# [PROBLEM]
Do any lines in the data below contain "sändebud"? If so, copy every one of them.

# [INPUT FOR THIS TASK]

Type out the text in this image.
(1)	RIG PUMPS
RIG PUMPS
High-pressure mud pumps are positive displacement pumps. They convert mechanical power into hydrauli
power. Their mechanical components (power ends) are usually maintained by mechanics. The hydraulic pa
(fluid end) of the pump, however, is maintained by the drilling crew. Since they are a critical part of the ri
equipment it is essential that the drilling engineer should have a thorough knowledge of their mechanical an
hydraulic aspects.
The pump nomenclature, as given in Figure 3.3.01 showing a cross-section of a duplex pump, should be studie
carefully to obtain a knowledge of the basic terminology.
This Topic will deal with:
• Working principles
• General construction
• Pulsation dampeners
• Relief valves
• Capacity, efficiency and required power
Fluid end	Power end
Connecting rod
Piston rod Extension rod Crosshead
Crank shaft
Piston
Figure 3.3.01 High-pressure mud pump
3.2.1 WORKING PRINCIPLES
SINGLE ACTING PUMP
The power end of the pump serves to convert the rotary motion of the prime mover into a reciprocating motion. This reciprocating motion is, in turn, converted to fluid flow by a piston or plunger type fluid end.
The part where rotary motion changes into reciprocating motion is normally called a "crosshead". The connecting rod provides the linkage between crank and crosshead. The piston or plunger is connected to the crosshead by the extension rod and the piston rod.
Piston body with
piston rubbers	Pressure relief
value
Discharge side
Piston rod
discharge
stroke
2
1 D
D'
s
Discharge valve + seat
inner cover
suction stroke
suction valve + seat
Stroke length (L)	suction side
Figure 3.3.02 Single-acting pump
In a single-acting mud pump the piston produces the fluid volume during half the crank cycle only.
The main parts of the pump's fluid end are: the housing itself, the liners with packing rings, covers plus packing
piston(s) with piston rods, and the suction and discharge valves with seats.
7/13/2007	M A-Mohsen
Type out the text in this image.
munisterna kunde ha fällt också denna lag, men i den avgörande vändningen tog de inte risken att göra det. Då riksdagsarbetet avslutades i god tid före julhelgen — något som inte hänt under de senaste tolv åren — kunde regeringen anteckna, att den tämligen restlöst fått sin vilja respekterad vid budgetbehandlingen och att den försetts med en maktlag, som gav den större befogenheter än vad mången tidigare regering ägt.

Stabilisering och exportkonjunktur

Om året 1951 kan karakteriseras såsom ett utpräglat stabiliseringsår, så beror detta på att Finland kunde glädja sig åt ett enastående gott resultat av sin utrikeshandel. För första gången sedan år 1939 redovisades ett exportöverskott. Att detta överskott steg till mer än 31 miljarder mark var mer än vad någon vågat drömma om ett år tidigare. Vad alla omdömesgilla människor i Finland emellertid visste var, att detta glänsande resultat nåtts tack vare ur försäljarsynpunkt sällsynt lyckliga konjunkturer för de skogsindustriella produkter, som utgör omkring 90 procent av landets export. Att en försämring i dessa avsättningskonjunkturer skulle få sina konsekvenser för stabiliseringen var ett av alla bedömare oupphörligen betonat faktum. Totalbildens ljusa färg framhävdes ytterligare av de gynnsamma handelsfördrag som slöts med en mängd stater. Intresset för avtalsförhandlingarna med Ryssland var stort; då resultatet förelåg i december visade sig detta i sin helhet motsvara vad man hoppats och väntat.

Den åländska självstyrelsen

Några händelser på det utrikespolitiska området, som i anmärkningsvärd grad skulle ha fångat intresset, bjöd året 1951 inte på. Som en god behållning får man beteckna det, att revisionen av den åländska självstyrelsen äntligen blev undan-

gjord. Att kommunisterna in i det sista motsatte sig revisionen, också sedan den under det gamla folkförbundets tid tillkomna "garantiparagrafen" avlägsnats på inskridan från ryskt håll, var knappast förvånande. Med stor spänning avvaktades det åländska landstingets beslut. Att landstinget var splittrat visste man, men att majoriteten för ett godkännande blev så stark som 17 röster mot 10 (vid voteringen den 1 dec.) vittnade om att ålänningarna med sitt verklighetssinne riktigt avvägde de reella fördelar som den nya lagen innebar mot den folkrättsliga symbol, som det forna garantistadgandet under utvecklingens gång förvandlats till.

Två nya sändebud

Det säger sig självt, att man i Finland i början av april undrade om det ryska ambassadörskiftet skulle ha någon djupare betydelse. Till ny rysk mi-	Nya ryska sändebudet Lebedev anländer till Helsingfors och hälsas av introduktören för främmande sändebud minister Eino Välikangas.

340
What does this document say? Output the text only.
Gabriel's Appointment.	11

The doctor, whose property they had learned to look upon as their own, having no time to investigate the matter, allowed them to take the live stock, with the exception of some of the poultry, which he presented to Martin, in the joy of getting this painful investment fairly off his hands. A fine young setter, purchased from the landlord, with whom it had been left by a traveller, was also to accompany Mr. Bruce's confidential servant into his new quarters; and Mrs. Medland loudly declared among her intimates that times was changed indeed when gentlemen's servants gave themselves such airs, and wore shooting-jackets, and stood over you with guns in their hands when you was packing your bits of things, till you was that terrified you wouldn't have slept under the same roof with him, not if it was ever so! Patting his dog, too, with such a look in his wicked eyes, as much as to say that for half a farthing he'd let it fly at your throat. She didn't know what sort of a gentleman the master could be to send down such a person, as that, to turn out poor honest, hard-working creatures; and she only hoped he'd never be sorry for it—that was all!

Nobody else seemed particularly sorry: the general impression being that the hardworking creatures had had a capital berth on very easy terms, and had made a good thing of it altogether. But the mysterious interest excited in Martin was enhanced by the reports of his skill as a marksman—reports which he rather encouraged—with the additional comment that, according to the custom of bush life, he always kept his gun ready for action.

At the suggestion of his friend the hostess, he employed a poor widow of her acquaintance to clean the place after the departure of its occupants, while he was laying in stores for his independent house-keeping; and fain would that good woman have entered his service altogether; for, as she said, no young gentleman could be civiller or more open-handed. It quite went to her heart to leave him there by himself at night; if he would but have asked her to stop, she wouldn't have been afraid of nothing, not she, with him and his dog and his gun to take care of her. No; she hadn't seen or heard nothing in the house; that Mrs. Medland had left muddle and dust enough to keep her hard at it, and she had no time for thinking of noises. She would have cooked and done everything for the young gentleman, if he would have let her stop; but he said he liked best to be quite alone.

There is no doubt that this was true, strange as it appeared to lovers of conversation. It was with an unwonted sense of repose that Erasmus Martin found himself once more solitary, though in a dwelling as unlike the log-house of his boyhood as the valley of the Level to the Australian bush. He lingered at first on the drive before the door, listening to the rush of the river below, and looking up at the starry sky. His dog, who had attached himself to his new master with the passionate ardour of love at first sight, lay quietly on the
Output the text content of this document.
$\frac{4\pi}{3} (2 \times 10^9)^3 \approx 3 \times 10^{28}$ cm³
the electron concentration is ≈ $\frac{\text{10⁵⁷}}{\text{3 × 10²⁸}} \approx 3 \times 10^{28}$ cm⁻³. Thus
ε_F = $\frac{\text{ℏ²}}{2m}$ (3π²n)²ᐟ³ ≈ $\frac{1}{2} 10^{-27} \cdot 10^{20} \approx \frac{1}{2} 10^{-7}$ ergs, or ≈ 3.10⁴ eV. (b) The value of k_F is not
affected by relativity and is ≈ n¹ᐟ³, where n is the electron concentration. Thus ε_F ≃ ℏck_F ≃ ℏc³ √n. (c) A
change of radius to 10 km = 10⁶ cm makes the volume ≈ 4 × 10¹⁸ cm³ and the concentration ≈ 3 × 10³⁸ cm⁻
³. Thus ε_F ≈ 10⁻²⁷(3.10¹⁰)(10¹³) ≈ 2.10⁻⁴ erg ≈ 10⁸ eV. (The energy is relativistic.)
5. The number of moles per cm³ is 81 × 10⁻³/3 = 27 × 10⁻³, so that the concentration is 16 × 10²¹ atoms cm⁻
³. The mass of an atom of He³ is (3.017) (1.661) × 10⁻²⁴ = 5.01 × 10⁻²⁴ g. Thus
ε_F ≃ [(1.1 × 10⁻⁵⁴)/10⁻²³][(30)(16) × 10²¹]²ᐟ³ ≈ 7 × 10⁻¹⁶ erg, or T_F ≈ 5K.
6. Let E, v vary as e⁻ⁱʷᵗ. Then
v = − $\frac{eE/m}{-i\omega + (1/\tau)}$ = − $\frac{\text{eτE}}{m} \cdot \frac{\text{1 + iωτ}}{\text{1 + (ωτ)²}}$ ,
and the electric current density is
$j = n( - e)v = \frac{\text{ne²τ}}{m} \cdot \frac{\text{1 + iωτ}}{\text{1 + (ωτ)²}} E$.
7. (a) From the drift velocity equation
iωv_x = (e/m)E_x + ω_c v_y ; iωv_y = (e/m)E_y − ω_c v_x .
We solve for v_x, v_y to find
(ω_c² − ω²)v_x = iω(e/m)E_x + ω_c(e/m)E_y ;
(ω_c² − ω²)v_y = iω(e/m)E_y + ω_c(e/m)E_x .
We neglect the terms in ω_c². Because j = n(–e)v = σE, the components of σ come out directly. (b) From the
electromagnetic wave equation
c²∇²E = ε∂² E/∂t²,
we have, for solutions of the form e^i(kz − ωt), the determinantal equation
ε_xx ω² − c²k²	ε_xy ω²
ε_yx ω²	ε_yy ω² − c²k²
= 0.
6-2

# [SOLUTION TO THIS PROBLEM]
Två nya sändebud
Det säger sig självt, att man i Finland i början av april undrade om det ryska ambassadörskiftet skulle ha någon djupare betydelse. Till ny rysk mi-	Nya ryska sändebudet Lebedev anländer till Helsingfors och hälsas av introduktören för främmande sändebud minister Eino Välikangas.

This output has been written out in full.